#### [Your instructions]
Look for the string "Crescent" in the lines and copy each line that has it.

#### [Stored records]
## BEGIN

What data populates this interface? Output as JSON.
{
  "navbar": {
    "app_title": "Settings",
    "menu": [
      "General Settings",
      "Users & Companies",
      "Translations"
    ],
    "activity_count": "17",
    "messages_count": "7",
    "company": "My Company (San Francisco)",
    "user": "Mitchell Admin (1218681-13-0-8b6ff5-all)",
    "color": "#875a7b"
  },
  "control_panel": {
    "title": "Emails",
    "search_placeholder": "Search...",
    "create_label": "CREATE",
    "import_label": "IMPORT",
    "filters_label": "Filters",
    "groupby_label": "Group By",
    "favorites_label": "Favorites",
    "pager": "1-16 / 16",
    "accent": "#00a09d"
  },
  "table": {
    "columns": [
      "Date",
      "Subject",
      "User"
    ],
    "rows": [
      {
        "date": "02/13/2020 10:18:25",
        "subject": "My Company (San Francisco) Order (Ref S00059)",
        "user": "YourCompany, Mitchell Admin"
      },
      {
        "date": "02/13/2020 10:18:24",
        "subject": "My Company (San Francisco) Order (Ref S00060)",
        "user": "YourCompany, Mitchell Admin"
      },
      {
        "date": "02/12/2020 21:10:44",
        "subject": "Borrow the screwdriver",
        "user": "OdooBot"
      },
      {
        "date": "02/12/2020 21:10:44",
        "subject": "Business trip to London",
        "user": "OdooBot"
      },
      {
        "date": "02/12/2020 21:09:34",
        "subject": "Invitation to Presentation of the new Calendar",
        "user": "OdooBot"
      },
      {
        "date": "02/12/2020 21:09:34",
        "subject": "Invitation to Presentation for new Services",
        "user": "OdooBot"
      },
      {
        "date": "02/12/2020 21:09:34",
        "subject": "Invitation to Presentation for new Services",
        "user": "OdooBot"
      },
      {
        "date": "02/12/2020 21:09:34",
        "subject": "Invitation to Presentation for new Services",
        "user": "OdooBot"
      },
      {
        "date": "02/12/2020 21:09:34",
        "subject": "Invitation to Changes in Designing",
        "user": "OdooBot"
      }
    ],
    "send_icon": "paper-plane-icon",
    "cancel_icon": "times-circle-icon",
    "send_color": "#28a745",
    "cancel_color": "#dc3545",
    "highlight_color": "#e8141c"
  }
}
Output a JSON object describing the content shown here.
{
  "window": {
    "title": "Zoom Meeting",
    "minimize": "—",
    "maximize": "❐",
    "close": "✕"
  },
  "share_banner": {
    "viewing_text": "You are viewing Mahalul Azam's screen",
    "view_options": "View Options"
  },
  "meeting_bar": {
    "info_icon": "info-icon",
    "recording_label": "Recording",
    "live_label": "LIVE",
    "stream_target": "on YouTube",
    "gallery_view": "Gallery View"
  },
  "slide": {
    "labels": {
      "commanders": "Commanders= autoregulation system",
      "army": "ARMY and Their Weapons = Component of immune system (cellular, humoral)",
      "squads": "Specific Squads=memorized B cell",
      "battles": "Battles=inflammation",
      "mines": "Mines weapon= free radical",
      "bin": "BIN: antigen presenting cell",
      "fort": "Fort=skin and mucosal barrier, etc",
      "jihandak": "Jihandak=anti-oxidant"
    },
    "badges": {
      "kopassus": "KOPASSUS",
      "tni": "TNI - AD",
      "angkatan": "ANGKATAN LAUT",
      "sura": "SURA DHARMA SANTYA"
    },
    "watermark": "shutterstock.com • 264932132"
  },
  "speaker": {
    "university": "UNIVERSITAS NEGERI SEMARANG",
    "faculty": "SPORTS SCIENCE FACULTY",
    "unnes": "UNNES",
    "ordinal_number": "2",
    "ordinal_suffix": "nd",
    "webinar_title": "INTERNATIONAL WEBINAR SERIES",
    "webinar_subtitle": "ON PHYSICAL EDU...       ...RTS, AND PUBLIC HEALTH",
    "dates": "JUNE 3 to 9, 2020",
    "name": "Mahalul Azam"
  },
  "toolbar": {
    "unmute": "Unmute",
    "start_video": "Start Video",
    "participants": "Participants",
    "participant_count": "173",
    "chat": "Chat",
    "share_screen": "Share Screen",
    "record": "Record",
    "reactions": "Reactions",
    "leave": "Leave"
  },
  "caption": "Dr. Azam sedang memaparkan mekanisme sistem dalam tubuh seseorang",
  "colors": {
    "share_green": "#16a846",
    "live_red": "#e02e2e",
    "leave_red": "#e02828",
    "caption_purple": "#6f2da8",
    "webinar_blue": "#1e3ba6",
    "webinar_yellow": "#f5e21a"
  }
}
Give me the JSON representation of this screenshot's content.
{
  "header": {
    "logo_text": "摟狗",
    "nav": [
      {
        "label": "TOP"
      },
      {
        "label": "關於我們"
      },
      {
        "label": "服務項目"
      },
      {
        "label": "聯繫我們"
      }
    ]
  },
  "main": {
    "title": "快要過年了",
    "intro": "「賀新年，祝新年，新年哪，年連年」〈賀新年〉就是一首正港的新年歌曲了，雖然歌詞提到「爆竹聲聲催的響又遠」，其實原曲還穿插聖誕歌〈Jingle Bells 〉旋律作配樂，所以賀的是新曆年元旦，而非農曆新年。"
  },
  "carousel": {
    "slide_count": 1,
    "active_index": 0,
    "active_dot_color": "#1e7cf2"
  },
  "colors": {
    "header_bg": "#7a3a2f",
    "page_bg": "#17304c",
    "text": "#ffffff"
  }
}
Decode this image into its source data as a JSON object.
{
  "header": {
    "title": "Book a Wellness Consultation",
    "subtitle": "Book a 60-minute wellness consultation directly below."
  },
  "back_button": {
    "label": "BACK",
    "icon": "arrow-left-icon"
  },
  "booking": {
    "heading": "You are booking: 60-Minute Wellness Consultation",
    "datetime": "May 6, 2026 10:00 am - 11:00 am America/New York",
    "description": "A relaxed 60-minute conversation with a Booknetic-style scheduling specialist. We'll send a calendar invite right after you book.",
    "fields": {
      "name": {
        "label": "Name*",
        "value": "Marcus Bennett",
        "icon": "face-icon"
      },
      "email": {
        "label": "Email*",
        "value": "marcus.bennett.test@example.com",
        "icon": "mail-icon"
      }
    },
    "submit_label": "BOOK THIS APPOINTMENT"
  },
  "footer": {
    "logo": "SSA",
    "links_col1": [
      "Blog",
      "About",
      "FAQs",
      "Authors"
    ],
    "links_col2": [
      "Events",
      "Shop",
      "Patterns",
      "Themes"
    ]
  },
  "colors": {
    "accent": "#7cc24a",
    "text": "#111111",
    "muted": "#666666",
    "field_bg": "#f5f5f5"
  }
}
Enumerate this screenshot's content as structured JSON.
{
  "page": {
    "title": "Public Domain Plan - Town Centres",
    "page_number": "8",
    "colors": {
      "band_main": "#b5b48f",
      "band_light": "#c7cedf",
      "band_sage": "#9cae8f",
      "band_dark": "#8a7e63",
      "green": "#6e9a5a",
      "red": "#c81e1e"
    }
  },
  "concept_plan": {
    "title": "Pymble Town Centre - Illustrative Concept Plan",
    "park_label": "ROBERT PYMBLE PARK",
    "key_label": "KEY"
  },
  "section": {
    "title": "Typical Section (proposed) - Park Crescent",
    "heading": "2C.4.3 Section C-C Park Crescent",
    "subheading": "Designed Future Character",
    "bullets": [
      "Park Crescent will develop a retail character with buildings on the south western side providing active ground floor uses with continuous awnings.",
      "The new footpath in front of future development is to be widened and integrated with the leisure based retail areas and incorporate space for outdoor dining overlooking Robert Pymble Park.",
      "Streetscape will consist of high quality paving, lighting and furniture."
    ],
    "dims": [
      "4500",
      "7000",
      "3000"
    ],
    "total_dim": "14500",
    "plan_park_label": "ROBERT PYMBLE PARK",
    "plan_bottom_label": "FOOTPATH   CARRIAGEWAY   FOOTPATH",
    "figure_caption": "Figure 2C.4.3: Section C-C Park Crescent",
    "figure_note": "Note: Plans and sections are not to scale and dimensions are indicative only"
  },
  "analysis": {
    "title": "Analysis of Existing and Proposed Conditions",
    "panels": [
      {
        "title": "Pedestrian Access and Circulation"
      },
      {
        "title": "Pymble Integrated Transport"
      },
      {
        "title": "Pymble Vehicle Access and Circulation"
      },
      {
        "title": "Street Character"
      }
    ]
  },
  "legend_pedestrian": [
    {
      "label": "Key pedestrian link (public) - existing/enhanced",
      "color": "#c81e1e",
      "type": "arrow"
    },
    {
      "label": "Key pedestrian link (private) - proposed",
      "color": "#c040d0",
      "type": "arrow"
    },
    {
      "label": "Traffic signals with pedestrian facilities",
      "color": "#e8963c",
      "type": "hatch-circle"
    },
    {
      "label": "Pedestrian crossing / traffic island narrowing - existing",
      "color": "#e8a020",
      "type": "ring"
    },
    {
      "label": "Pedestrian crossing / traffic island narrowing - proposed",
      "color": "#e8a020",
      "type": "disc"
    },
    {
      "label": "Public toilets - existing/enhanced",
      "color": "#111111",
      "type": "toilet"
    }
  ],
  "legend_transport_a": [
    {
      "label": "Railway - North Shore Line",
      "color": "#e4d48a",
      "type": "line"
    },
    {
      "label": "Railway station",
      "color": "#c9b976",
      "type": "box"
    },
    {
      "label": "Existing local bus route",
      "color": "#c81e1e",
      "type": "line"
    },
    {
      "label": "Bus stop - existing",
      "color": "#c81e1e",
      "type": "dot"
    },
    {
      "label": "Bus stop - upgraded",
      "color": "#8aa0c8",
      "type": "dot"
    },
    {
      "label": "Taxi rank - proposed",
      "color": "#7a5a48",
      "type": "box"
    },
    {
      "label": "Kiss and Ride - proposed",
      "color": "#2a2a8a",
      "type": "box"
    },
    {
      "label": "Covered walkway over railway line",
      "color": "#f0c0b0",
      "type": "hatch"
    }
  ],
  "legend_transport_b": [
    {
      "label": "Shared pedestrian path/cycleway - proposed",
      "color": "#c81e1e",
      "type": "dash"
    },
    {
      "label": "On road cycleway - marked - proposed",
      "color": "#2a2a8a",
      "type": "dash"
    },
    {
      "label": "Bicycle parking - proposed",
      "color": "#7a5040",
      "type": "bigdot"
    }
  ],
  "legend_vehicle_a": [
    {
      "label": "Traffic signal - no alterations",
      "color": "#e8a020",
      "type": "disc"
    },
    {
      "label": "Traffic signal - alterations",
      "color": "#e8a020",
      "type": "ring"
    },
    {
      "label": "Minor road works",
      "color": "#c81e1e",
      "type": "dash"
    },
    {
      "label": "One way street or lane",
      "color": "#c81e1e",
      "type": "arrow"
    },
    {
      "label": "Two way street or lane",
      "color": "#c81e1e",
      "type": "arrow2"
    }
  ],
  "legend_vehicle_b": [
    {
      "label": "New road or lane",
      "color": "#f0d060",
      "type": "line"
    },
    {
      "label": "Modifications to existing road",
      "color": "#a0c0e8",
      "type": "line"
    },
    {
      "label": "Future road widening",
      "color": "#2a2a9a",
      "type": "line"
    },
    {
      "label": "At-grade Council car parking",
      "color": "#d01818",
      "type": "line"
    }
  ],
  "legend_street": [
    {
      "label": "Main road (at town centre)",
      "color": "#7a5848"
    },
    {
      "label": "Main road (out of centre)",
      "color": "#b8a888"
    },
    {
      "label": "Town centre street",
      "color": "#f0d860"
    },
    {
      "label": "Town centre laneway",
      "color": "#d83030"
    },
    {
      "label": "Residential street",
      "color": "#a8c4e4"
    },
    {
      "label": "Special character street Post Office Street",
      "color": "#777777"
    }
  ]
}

## END

#### [Written answer]
    "title": "Typical Section (proposed) - Park Crescent",
    "heading": "2C.4.3 Section C-C Park Crescent",
      "Park Crescent will develop a retail character with buildings on the south western side providing active ground floor uses with continuous awnings.",
    "figure_caption": "Figure 2C.4.3: Section C-C Park Crescent",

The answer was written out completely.